§ Exercise directions: Please rewrite every line of the listing below as a numbered list, dropping any blank lines. Leave the pictures out of your answer.

┄┄┄┄┄┄

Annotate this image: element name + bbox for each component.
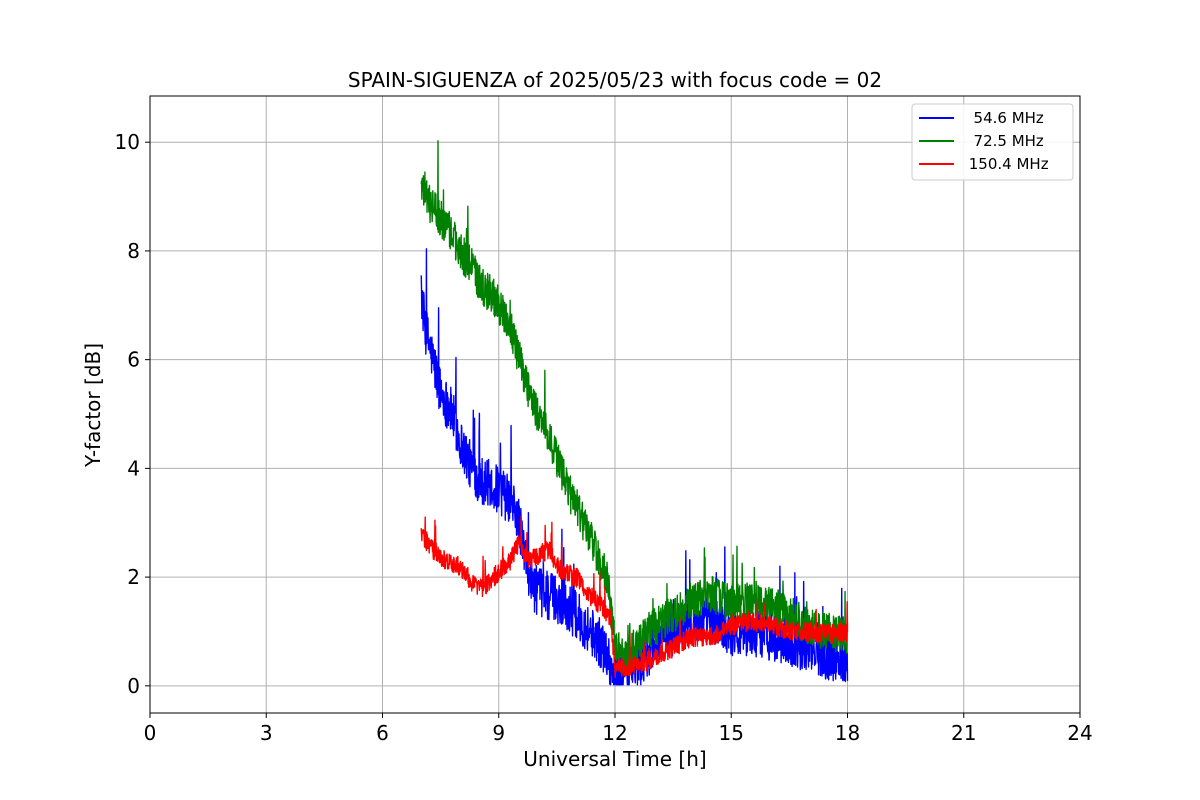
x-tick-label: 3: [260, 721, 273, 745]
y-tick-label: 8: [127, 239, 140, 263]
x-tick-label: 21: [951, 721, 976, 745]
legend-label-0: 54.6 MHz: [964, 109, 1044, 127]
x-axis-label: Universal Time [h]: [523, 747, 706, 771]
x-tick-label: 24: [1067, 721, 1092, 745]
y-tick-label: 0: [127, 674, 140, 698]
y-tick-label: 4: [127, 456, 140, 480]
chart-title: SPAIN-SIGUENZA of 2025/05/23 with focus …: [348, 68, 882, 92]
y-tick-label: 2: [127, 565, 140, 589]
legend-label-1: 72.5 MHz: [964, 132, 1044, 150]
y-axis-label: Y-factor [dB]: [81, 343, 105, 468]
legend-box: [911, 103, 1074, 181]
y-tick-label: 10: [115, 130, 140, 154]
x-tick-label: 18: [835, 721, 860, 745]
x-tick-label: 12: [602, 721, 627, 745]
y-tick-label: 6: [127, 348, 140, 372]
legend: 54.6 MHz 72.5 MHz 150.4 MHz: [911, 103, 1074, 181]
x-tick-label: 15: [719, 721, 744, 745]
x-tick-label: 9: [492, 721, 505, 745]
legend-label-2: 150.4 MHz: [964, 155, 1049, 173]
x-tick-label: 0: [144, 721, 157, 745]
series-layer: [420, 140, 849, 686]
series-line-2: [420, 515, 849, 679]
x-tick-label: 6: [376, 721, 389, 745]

┄┄┄┄┄┄

§ Exercise answer:
1. Annotate this image: element name + bbox for each component.
2. x-tick-label: 3: [260, 721, 273, 745]
3. y-tick-label: 8: [127, 239, 140, 263]
4. x-tick-label: 21: [951, 721, 976, 745]
5. legend-label-0: 54.6 MHz: [964, 109, 1044, 127]
6. x-axis-label: Universal Time [h]: [523, 747, 706, 771]
7. x-tick-label: 24: [1067, 721, 1092, 745]
8. y-tick-label: 0: [127, 674, 140, 698]
9. y-tick-label: 4: [127, 456, 140, 480]
10. chart-title: SPAIN-SIGUENZA of 2025/05/23 with focus …: [348, 68, 882, 92]
11. y-tick-label: 2: [127, 565, 140, 589]
12. legend-label-1: 72.5 MHz: [964, 132, 1044, 150]
13. y-axis-label: Y-factor [dB]: [81, 343, 105, 468]
14. legend-box: [911, 103, 1074, 181]
15. y-tick-label: 10: [115, 130, 140, 154]
16. x-tick-label: 18: [835, 721, 860, 745]
17. x-tick-label: 12: [602, 721, 627, 745]
18. y-tick-label: 6: [127, 348, 140, 372]
19. legend: 54.6 MHz 72.5 MHz 150.4 MHz: [911, 103, 1074, 181]
20. x-tick-label: 15: [719, 721, 744, 745]
21. x-tick-label: 9: [492, 721, 505, 745]
22. legend-label-2: 150.4 MHz: [964, 155, 1049, 173]
23. x-tick-label: 0: [144, 721, 157, 745]
24. series-layer: [420, 140, 849, 686]
25. series-line-2: [420, 515, 849, 679]
26. x-tick-label: 6: [376, 721, 389, 745]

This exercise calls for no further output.